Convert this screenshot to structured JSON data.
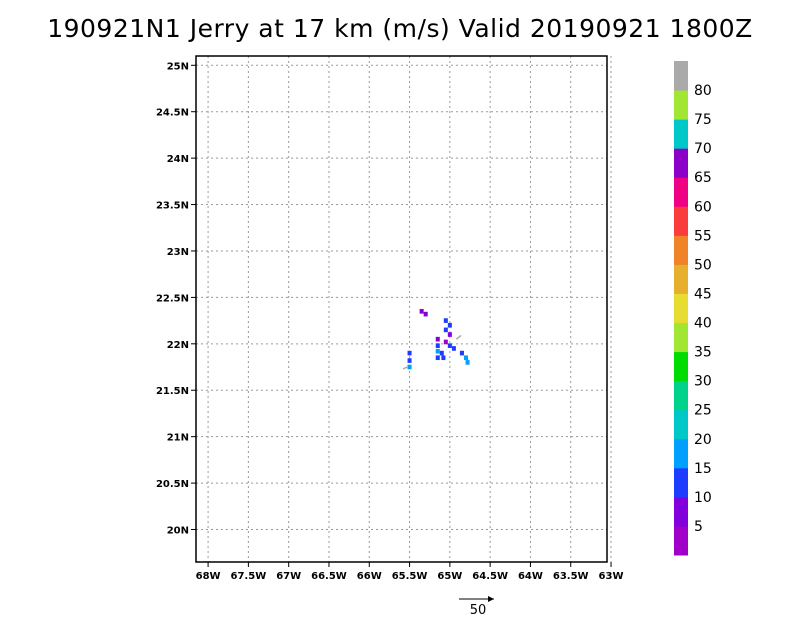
{
  "title": "190921N1 Jerry at 17 km (m/s) Valid 20190921  1800Z",
  "axes": {
    "x_ticks": [
      {
        "value": -68,
        "label": "68W"
      },
      {
        "value": -67.5,
        "label": "67.5W"
      },
      {
        "value": -67,
        "label": "67W"
      },
      {
        "value": -66.5,
        "label": "66.5W"
      },
      {
        "value": -66,
        "label": "66W"
      },
      {
        "value": -65.5,
        "label": "65.5W"
      },
      {
        "value": -65,
        "label": "65W"
      },
      {
        "value": -64.5,
        "label": "64.5W"
      },
      {
        "value": -64,
        "label": "64W"
      },
      {
        "value": -63.5,
        "label": "63.5W"
      },
      {
        "value": -63,
        "label": "63W"
      }
    ],
    "y_ticks": [
      {
        "value": 20,
        "label": "20N"
      },
      {
        "value": 20.5,
        "label": "20.5N"
      },
      {
        "value": 21,
        "label": "21N"
      },
      {
        "value": 21.5,
        "label": "21.5N"
      },
      {
        "value": 22,
        "label": "22N"
      },
      {
        "value": 22.5,
        "label": "22.5N"
      },
      {
        "value": 23,
        "label": "23N"
      },
      {
        "value": 23.5,
        "label": "23.5N"
      },
      {
        "value": 24,
        "label": "24N"
      },
      {
        "value": 24.5,
        "label": "24.5N"
      },
      {
        "value": 25,
        "label": "25N"
      }
    ],
    "lon_range": [
      -68.15,
      -63.05
    ],
    "lat_range": [
      19.65,
      25.1
    ],
    "grid": true
  },
  "colorbar": {
    "levels": [
      {
        "color": "#a000c8"
      },
      {
        "color": "#8200dc"
      },
      {
        "color": "#1e3cff"
      },
      {
        "color": "#00a0ff"
      },
      {
        "color": "#00c8c8"
      },
      {
        "color": "#00d28c"
      },
      {
        "color": "#00dc00"
      },
      {
        "color": "#a0e632"
      },
      {
        "color": "#e6dc32"
      },
      {
        "color": "#e6af2d"
      },
      {
        "color": "#f08228"
      },
      {
        "color": "#fa3c3c"
      },
      {
        "color": "#f00082"
      },
      {
        "color": "#8c00c8"
      },
      {
        "color": "#00c8c8"
      },
      {
        "color": "#a0e632"
      },
      {
        "color": "#aaaaaa"
      }
    ],
    "labels": [
      "5",
      "10",
      "15",
      "20",
      "25",
      "30",
      "35",
      "40",
      "45",
      "50",
      "55",
      "60",
      "65",
      "70",
      "75",
      "80"
    ]
  },
  "chart_data": {
    "type": "heatmap",
    "title": "190921N1 Jerry at 17 km (m/s) Valid 20190921  1800Z",
    "xlabel": "",
    "ylabel": "",
    "units": "m/s",
    "cells": [
      {
        "lon": -65.35,
        "lat": 22.35,
        "color": "#8200dc"
      },
      {
        "lon": -65.3,
        "lat": 22.32,
        "color": "#8200dc"
      },
      {
        "lon": -65.05,
        "lat": 22.25,
        "color": "#1e3cff"
      },
      {
        "lon": -65.0,
        "lat": 22.2,
        "color": "#1e3cff"
      },
      {
        "lon": -65.05,
        "lat": 22.15,
        "color": "#1e3cff"
      },
      {
        "lon": -65.0,
        "lat": 22.1,
        "color": "#8200dc"
      },
      {
        "lon": -65.15,
        "lat": 22.05,
        "color": "#8200dc"
      },
      {
        "lon": -65.05,
        "lat": 22.02,
        "color": "#a000c8"
      },
      {
        "lon": -65.15,
        "lat": 21.98,
        "color": "#1e3cff"
      },
      {
        "lon": -65.0,
        "lat": 21.98,
        "color": "#1e3cff"
      },
      {
        "lon": -64.95,
        "lat": 21.95,
        "color": "#1e3cff"
      },
      {
        "lon": -65.15,
        "lat": 21.92,
        "color": "#00a0ff"
      },
      {
        "lon": -65.1,
        "lat": 21.9,
        "color": "#1e3cff"
      },
      {
        "lon": -65.15,
        "lat": 21.85,
        "color": "#1e3cff"
      },
      {
        "lon": -65.08,
        "lat": 21.85,
        "color": "#1e3cff"
      },
      {
        "lon": -64.85,
        "lat": 21.9,
        "color": "#1e3cff"
      },
      {
        "lon": -64.8,
        "lat": 21.85,
        "color": "#00a0ff"
      },
      {
        "lon": -64.78,
        "lat": 21.8,
        "color": "#00a0ff"
      },
      {
        "lon": -65.5,
        "lat": 21.9,
        "color": "#1e3cff"
      },
      {
        "lon": -65.5,
        "lat": 21.82,
        "color": "#1e3cff"
      },
      {
        "lon": -65.5,
        "lat": 21.75,
        "color": "#00a0ff"
      }
    ],
    "reference_vector": {
      "value": 50,
      "label": "50"
    }
  }
}
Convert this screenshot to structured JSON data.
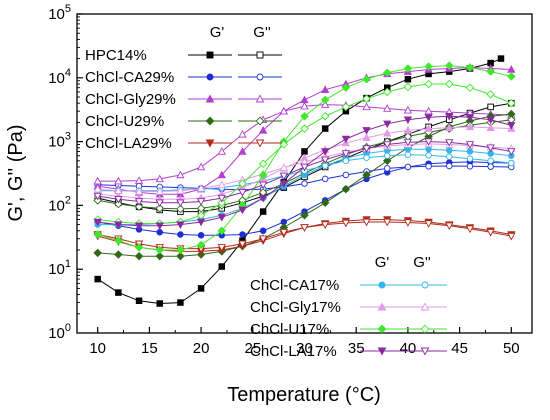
{
  "chart_data": {
    "type": "line",
    "xlabel": "Temperature (°C)",
    "ylabel": "G', G'' (Pa)",
    "xlim": [
      8,
      52
    ],
    "ylim": [
      1,
      100000
    ],
    "y_scale": "log",
    "grid": false,
    "x_ticks": [
      10,
      15,
      20,
      25,
      30,
      35,
      40,
      45,
      50
    ],
    "y_ticks": [
      1,
      10,
      100,
      1000,
      10000,
      100000
    ],
    "y_tick_labels": [
      "10^0",
      "10^1",
      "10^2",
      "10^3",
      "10^4",
      "10^5"
    ],
    "legend_headers": {
      "g1": "G'",
      "g2": "G''"
    },
    "legends": [
      {
        "placement": "top-left",
        "entries": [
          {
            "label": "HPC14%",
            "color": "#000000",
            "marker_g1": "square-filled",
            "marker_g2": "square-open"
          },
          {
            "label": "ChCl-CA29%",
            "color": "#1f2fd6",
            "marker_g1": "circle-filled",
            "marker_g2": "circle-open"
          },
          {
            "label": "ChCl-Gly29%",
            "color": "#b23fd0",
            "marker_g1": "triangle-filled",
            "marker_g2": "triangle-open"
          },
          {
            "label": "ChCl-U29%",
            "color": "#2e6a16",
            "marker_g1": "diamond-filled",
            "marker_g2": "diamond-open"
          },
          {
            "label": "ChCl-LA29%",
            "color": "#b22a1a",
            "marker_g1": "triangle-down-filled",
            "marker_g2": "triangle-down-open"
          }
        ]
      },
      {
        "placement": "bottom-right",
        "entries": [
          {
            "label": "ChCl-CA17%",
            "color": "#33b5ea",
            "marker_g1": "circle-filled",
            "marker_g2": "circle-open"
          },
          {
            "label": "ChCl-Gly17%",
            "color": "#e09ae8",
            "marker_g1": "triangle-filled",
            "marker_g2": "triangle-open"
          },
          {
            "label": "ChCl-U17%",
            "color": "#3fe82a",
            "marker_g1": "diamond-filled",
            "marker_g2": "diamond-open"
          },
          {
            "label": "ChCl-LA17%",
            "color": "#8a2a9e",
            "marker_g1": "triangle-down-filled",
            "marker_g2": "triangle-down-open"
          }
        ]
      }
    ],
    "series": [
      {
        "name": "HPC14%",
        "modulus": "G'",
        "color": "#000000",
        "marker": "square",
        "filled": true,
        "x": [
          10,
          12,
          14,
          16,
          18,
          20,
          22,
          24,
          26,
          28,
          30,
          32,
          34,
          36,
          38,
          40,
          42,
          44,
          46,
          48,
          49
        ],
        "y": [
          7,
          4.3,
          3.2,
          2.9,
          3.0,
          5,
          11,
          28,
          80,
          230,
          700,
          1600,
          3000,
          4800,
          7000,
          9500,
          11500,
          12500,
          14000,
          17000,
          20000
        ]
      },
      {
        "name": "HPC14%",
        "modulus": "G''",
        "color": "#000000",
        "marker": "square",
        "filled": false,
        "x": [
          10,
          12,
          14,
          16,
          18,
          20,
          22,
          24,
          26,
          28,
          30,
          32,
          34,
          36,
          38,
          40,
          42,
          44,
          46,
          48,
          50
        ],
        "y": [
          130,
          110,
          95,
          85,
          80,
          80,
          90,
          110,
          140,
          190,
          280,
          400,
          550,
          750,
          1000,
          1300,
          1700,
          2200,
          2800,
          3500,
          4000
        ]
      },
      {
        "name": "ChCl-CA29%",
        "modulus": "G'",
        "color": "#1f2fd6",
        "marker": "circle",
        "filled": true,
        "x": [
          10,
          12,
          14,
          16,
          18,
          20,
          22,
          24,
          26,
          28,
          30,
          32,
          34,
          36,
          38,
          40,
          42,
          44,
          46,
          48,
          50
        ],
        "y": [
          55,
          48,
          42,
          38,
          35,
          34,
          34,
          35,
          40,
          55,
          80,
          120,
          180,
          260,
          330,
          400,
          450,
          470,
          480,
          470,
          460
        ]
      },
      {
        "name": "ChCl-CA29%",
        "modulus": "G''",
        "color": "#1f2fd6",
        "marker": "circle",
        "filled": false,
        "x": [
          10,
          12,
          14,
          16,
          18,
          20,
          22,
          24,
          26,
          28,
          30,
          32,
          34,
          36,
          38,
          40,
          42,
          44,
          46,
          48,
          50
        ],
        "y": [
          210,
          205,
          200,
          195,
          190,
          185,
          180,
          175,
          180,
          195,
          220,
          260,
          300,
          340,
          380,
          400,
          410,
          415,
          410,
          405,
          400
        ]
      },
      {
        "name": "ChCl-Gly29%",
        "modulus": "G'",
        "color": "#b23fd0",
        "marker": "triangle",
        "filled": true,
        "x": [
          10,
          12,
          14,
          16,
          18,
          20,
          22,
          24,
          26,
          28,
          30,
          32,
          34,
          36,
          38,
          40,
          42,
          44,
          46,
          48,
          50
        ],
        "y": [
          200,
          180,
          160,
          150,
          150,
          180,
          300,
          700,
          1500,
          3000,
          4500,
          6500,
          8000,
          10000,
          11500,
          12500,
          13500,
          14000,
          14500,
          14000,
          13500
        ]
      },
      {
        "name": "ChCl-Gly29%",
        "modulus": "G''",
        "color": "#b23fd0",
        "marker": "triangle",
        "filled": false,
        "x": [
          10,
          12,
          14,
          16,
          18,
          20,
          22,
          24,
          26,
          28,
          30,
          32,
          34,
          36,
          38,
          40,
          42,
          44,
          46,
          48,
          50
        ],
        "y": [
          240,
          240,
          245,
          260,
          300,
          400,
          700,
          1300,
          2200,
          3000,
          3600,
          3800,
          3700,
          3500,
          3300,
          3100,
          3000,
          2900,
          2800,
          2700,
          2600
        ]
      },
      {
        "name": "ChCl-U29%",
        "modulus": "G'",
        "color": "#2e6a16",
        "marker": "diamond",
        "filled": true,
        "x": [
          10,
          12,
          14,
          16,
          18,
          20,
          22,
          24,
          26,
          28,
          30,
          32,
          34,
          36,
          38,
          40,
          42,
          44,
          46,
          48,
          50
        ],
        "y": [
          18,
          17,
          16,
          16,
          16,
          17,
          19,
          23,
          30,
          45,
          70,
          110,
          180,
          300,
          500,
          800,
          1200,
          1700,
          2100,
          2500,
          2700
        ]
      },
      {
        "name": "ChCl-U29%",
        "modulus": "G''",
        "color": "#2e6a16",
        "marker": "diamond",
        "filled": false,
        "x": [
          10,
          12,
          14,
          16,
          18,
          20,
          22,
          24,
          26,
          28,
          30,
          32,
          34,
          36,
          38,
          40,
          42,
          44,
          46,
          48,
          50
        ],
        "y": [
          120,
          105,
          95,
          90,
          88,
          90,
          100,
          120,
          160,
          220,
          320,
          450,
          620,
          820,
          1000,
          1200,
          1400,
          1600,
          1800,
          2000,
          2200
        ]
      },
      {
        "name": "ChCl-LA29%",
        "modulus": "G'",
        "color": "#b22a1a",
        "marker": "triangle-down",
        "filled": true,
        "x": [
          10,
          12,
          14,
          16,
          18,
          20,
          22,
          24,
          26,
          28,
          30,
          32,
          34,
          36,
          38,
          40,
          42,
          44,
          46,
          48,
          50
        ],
        "y": [
          33,
          27,
          22,
          20,
          19,
          19,
          20,
          23,
          28,
          36,
          45,
          52,
          57,
          60,
          60,
          58,
          55,
          50,
          45,
          40,
          35
        ]
      },
      {
        "name": "ChCl-LA29%",
        "modulus": "G''",
        "color": "#b22a1a",
        "marker": "triangle-down",
        "filled": false,
        "x": [
          10,
          12,
          14,
          16,
          18,
          20,
          22,
          24,
          26,
          28,
          30,
          32,
          34,
          36,
          38,
          40,
          42,
          44,
          46,
          48,
          50
        ],
        "y": [
          35,
          30,
          25,
          22,
          21,
          21,
          22,
          25,
          30,
          38,
          45,
          50,
          53,
          55,
          55,
          54,
          52,
          48,
          43,
          38,
          33
        ]
      },
      {
        "name": "ChCl-CA17%",
        "modulus": "G'",
        "color": "#33b5ea",
        "marker": "circle",
        "filled": true,
        "x": [
          10,
          12,
          14,
          16,
          18,
          20,
          22,
          24,
          26,
          28,
          30,
          32,
          34,
          36,
          38,
          40,
          42,
          44,
          46,
          48,
          50
        ],
        "y": [
          50,
          50,
          50,
          52,
          55,
          60,
          70,
          90,
          130,
          200,
          300,
          420,
          550,
          650,
          720,
          760,
          760,
          730,
          700,
          650,
          600
        ]
      },
      {
        "name": "ChCl-CA17%",
        "modulus": "G''",
        "color": "#33b5ea",
        "marker": "circle",
        "filled": false,
        "x": [
          10,
          12,
          14,
          16,
          18,
          20,
          22,
          24,
          26,
          28,
          30,
          32,
          34,
          36,
          38,
          40,
          42,
          44,
          46,
          48,
          50
        ],
        "y": [
          170,
          170,
          170,
          170,
          175,
          180,
          190,
          210,
          240,
          290,
          350,
          420,
          500,
          560,
          600,
          620,
          610,
          580,
          540,
          500,
          460
        ]
      },
      {
        "name": "ChCl-Gly17%",
        "modulus": "G'",
        "color": "#e09ae8",
        "marker": "triangle",
        "filled": true,
        "x": [
          10,
          12,
          14,
          16,
          18,
          20,
          22,
          24,
          26,
          28,
          30,
          32,
          34,
          36,
          38,
          40,
          42,
          44,
          46,
          48,
          50
        ],
        "y": [
          150,
          140,
          130,
          125,
          125,
          130,
          150,
          190,
          260,
          380,
          550,
          750,
          950,
          1150,
          1350,
          1500,
          1600,
          1650,
          1700,
          1650,
          1600
        ]
      },
      {
        "name": "ChCl-Gly17%",
        "modulus": "G''",
        "color": "#e09ae8",
        "marker": "triangle",
        "filled": false,
        "x": [
          10,
          12,
          14,
          16,
          18,
          20,
          22,
          24,
          26,
          28,
          30,
          32,
          34,
          36,
          38,
          40,
          42,
          44,
          46,
          48,
          50
        ],
        "y": [
          180,
          170,
          165,
          165,
          170,
          185,
          210,
          250,
          310,
          390,
          480,
          580,
          680,
          780,
          850,
          900,
          920,
          900,
          870,
          820,
          780
        ]
      },
      {
        "name": "ChCl-U17%",
        "modulus": "G'",
        "color": "#3fe82a",
        "marker": "diamond",
        "filled": true,
        "x": [
          10,
          12,
          14,
          16,
          18,
          20,
          22,
          24,
          26,
          28,
          30,
          32,
          34,
          36,
          38,
          40,
          42,
          44,
          46,
          48,
          50
        ],
        "y": [
          35,
          28,
          22,
          20,
          20,
          24,
          40,
          100,
          300,
          1000,
          2500,
          4500,
          7000,
          9500,
          12000,
          14000,
          15000,
          15500,
          14500,
          12500,
          10500
        ]
      },
      {
        "name": "ChCl-U17%",
        "modulus": "G''",
        "color": "#3fe82a",
        "marker": "diamond",
        "filled": false,
        "x": [
          10,
          12,
          14,
          16,
          18,
          20,
          22,
          24,
          26,
          28,
          30,
          32,
          34,
          36,
          38,
          40,
          42,
          44,
          46,
          48,
          50
        ],
        "y": [
          60,
          55,
          52,
          52,
          55,
          70,
          110,
          220,
          450,
          900,
          1600,
          2500,
          3500,
          4700,
          6000,
          7200,
          8000,
          8000,
          7000,
          5500,
          4000
        ]
      },
      {
        "name": "ChCl-LA17%",
        "modulus": "G'",
        "color": "#8a2a9e",
        "marker": "triangle-down",
        "filled": true,
        "x": [
          10,
          12,
          14,
          16,
          18,
          20,
          22,
          24,
          26,
          28,
          30,
          32,
          34,
          36,
          38,
          40,
          42,
          44,
          46,
          48,
          50
        ],
        "y": [
          55,
          50,
          48,
          48,
          50,
          55,
          65,
          85,
          130,
          220,
          400,
          700,
          1100,
          1500,
          1900,
          2200,
          2400,
          2500,
          2400,
          2200,
          1800
        ]
      },
      {
        "name": "ChCl-LA17%",
        "modulus": "G''",
        "color": "#8a2a9e",
        "marker": "triangle-down",
        "filled": false,
        "x": [
          10,
          12,
          14,
          16,
          18,
          20,
          22,
          24,
          26,
          28,
          30,
          32,
          34,
          36,
          38,
          40,
          42,
          44,
          46,
          48,
          50
        ],
        "y": [
          140,
          125,
          115,
          110,
          110,
          115,
          130,
          160,
          210,
          290,
          400,
          520,
          650,
          780,
          900,
          980,
          1000,
          970,
          900,
          800,
          700
        ]
      }
    ]
  }
}
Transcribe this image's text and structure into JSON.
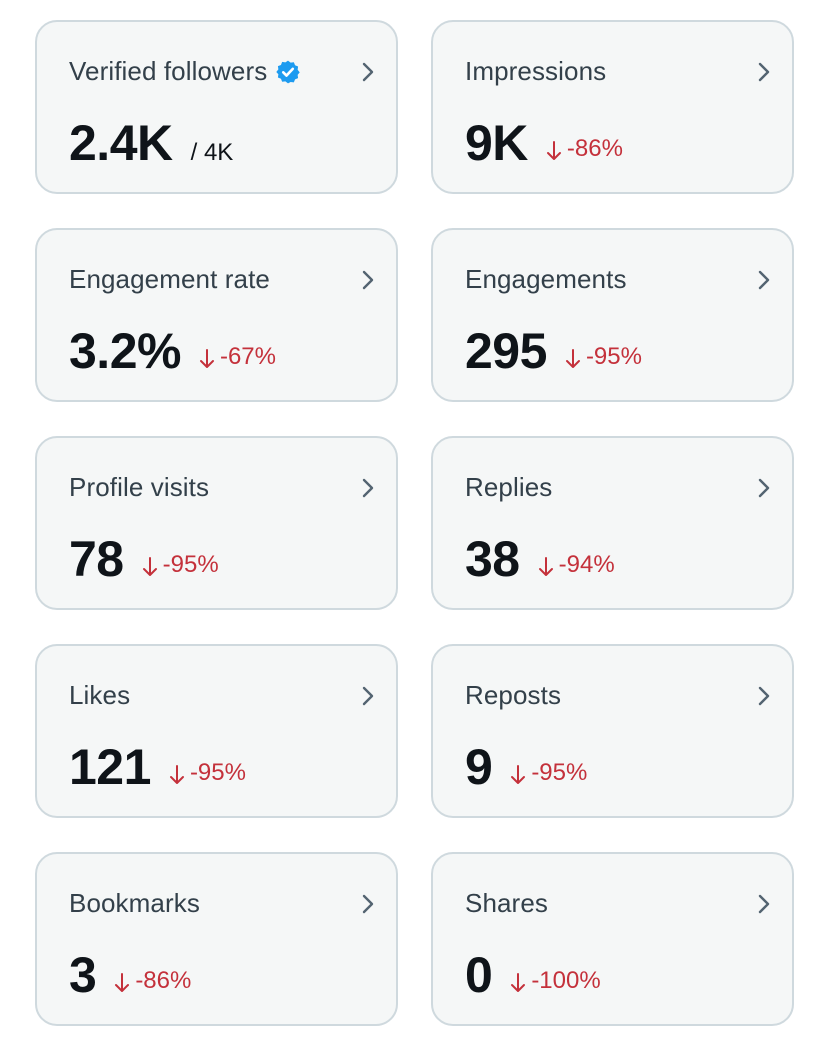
{
  "colors": {
    "negative": "#c4313b",
    "verified": "#1d9bf0"
  },
  "cards": [
    {
      "key": "verified-followers",
      "label": "Verified followers",
      "value": "2.4K",
      "of": "/ 4K",
      "verified": true
    },
    {
      "key": "impressions",
      "label": "Impressions",
      "value": "9K",
      "change": "-86%"
    },
    {
      "key": "engagement-rate",
      "label": "Engagement rate",
      "value": "3.2%",
      "change": "-67%"
    },
    {
      "key": "engagements",
      "label": "Engagements",
      "value": "295",
      "change": "-95%"
    },
    {
      "key": "profile-visits",
      "label": "Profile visits",
      "value": "78",
      "change": "-95%"
    },
    {
      "key": "replies",
      "label": "Replies",
      "value": "38",
      "change": "-94%"
    },
    {
      "key": "likes",
      "label": "Likes",
      "value": "121",
      "change": "-95%"
    },
    {
      "key": "reposts",
      "label": "Reposts",
      "value": "9",
      "change": "-95%"
    },
    {
      "key": "bookmarks",
      "label": "Bookmarks",
      "value": "3",
      "change": "-86%"
    },
    {
      "key": "shares",
      "label": "Shares",
      "value": "0",
      "change": "-100%"
    }
  ]
}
☆ ☆ ☆ ☆
» **Written problem**:
Pick out the lines that include the word "title" and write them out.

» **Problem solution**:
  "title": "190921N1 Jerry at 17 km (m/s) Valid 20190921  1800Z",
    "title": "190921N1 Jerry at 17 km (m/s) Valid 20190921  1800Z",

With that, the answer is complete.